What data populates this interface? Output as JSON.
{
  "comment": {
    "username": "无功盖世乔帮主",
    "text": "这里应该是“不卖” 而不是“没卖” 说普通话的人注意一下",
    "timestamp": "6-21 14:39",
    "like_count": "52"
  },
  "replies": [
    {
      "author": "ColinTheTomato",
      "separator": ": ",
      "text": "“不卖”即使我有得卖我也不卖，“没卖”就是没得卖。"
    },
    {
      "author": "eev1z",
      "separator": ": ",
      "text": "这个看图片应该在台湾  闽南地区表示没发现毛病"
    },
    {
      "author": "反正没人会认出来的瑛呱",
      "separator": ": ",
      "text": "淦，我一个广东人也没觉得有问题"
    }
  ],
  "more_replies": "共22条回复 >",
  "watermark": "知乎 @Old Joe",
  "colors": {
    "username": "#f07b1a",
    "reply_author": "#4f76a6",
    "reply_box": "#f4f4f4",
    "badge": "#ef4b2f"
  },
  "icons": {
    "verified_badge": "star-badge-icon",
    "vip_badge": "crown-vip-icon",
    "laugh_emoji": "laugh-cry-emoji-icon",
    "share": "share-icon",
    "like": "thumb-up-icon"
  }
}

What to work on >> Identify and extract each line of the listing that contains "text".

Exercise output >>
    "text": "这里应该是“不卖” 而不是“没卖” 说普通话的人注意一下",
      "text": "“不卖”即使我有得卖我也不卖，“没卖”就是没得卖。"
      "text": "这个看图片应该在台湾  闽南地区表示没发现毛病"
      "text": "淦，我一个广东人也没觉得有问题"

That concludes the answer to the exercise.